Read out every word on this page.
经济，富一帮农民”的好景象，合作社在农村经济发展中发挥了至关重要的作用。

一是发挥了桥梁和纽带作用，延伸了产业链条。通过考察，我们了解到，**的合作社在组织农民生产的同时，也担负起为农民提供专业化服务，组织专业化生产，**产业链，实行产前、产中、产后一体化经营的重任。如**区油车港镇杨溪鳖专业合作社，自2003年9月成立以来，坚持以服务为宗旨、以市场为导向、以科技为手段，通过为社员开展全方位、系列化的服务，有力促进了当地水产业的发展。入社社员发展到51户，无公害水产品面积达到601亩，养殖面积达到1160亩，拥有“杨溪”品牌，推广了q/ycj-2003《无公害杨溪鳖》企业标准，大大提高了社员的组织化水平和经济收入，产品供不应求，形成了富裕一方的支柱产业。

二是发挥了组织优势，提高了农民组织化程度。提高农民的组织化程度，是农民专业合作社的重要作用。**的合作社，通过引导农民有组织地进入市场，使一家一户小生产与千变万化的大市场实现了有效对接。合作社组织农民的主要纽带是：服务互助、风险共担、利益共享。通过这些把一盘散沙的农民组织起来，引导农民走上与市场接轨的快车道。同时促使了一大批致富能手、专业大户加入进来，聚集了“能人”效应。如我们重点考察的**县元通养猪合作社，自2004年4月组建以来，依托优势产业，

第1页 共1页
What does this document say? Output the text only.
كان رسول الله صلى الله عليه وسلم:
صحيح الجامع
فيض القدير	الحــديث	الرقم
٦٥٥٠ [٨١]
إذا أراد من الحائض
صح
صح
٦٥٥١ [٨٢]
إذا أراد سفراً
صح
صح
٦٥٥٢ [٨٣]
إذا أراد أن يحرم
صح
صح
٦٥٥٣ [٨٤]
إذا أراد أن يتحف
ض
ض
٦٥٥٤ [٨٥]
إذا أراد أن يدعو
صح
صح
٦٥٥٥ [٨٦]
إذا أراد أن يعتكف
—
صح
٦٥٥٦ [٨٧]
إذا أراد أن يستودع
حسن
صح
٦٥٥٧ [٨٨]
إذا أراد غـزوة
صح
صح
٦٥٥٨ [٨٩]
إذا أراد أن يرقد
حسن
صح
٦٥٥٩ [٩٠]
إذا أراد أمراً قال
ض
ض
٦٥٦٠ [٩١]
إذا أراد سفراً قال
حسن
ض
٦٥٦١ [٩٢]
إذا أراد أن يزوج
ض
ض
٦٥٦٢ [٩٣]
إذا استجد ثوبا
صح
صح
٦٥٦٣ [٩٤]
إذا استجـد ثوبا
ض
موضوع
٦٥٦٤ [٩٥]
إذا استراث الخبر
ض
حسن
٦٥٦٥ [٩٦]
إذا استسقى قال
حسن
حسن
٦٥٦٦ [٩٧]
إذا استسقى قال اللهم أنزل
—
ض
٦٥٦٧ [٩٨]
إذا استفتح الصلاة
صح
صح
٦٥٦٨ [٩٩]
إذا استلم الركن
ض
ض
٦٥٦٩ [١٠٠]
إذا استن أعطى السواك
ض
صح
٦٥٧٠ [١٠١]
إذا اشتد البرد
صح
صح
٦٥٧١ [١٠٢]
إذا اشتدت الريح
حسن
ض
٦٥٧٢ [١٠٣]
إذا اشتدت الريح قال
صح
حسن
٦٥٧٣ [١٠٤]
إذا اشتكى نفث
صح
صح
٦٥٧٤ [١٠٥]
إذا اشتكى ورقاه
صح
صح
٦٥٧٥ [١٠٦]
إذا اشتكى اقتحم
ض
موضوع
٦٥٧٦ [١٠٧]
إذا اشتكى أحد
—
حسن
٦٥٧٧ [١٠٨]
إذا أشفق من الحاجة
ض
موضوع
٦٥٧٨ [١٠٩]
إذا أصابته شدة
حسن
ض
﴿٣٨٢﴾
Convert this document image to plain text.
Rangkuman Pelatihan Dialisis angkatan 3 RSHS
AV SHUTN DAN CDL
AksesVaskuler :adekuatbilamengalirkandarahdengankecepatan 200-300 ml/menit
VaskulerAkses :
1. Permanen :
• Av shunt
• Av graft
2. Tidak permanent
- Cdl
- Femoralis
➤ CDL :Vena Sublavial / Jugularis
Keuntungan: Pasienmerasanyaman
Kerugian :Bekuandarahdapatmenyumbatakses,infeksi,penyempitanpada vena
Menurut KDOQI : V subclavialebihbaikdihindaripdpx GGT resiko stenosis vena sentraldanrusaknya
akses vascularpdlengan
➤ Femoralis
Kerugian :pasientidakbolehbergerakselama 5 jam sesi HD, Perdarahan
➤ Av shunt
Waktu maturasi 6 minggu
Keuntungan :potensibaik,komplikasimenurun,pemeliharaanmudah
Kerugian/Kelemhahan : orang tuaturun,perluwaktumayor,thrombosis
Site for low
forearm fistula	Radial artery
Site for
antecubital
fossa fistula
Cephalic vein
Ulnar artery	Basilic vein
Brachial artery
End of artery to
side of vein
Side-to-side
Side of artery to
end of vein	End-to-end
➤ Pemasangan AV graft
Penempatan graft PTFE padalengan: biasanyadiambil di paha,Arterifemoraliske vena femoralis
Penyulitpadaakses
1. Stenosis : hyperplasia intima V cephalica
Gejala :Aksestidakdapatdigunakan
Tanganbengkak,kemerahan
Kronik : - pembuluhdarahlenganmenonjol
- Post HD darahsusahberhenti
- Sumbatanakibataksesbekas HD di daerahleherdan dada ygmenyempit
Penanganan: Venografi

• • • • • • •

**THE REQUEST:** Everything from the line that contains "Convert this document image to plain text." through the end of the records must be duplicated exactly, and nothing outside that range.

**SOLUTION BELOW:**
Convert this document image to plain text.
Rangkuman Pelatihan Dialisis angkatan 3 RSHS
AV SHUTN DAN CDL
AksesVaskuler :adekuatbilamengalirkandarahdengankecepatan 200-300 ml/menit
VaskulerAkses :
1. Permanen :
• Av shunt
• Av graft
2. Tidak permanent
- Cdl
- Femoralis
➤ CDL :Vena Sublavial / Jugularis
Keuntungan: Pasienmerasanyaman
Kerugian :Bekuandarahdapatmenyumbatakses,infeksi,penyempitanpada vena
Menurut KDOQI : V subclavialebihbaikdihindaripdpx GGT resiko stenosis vena sentraldanrusaknya
akses vascularpdlengan
➤ Femoralis
Kerugian :pasientidakbolehbergerakselama 5 jam sesi HD, Perdarahan
➤ Av shunt
Waktu maturasi 6 minggu
Keuntungan :potensibaik,komplikasimenurun,pemeliharaanmudah
Kerugian/Kelemhahan : orang tuaturun,perluwaktumayor,thrombosis
Site for low
forearm fistula	Radial artery
Site for
antecubital
fossa fistula
Cephalic vein
Ulnar artery	Basilic vein
Brachial artery
End of artery to
side of vein
Side-to-side
Side of artery to
end of vein	End-to-end
➤ Pemasangan AV graft
Penempatan graft PTFE padalengan: biasanyadiambil di paha,Arterifemoraliske vena femoralis
Penyulitpadaakses
1. Stenosis : hyperplasia intima V cephalica
Gejala :Aksestidakdapatdigunakan
Tanganbengkak,kemerahan
Kronik : - pembuluhdarahlenganmenonjol
- Post HD darahsusahberhenti
- Sumbatanakibataksesbekas HD di daerahleherdan dada ygmenyempit
Penanganan: Venografi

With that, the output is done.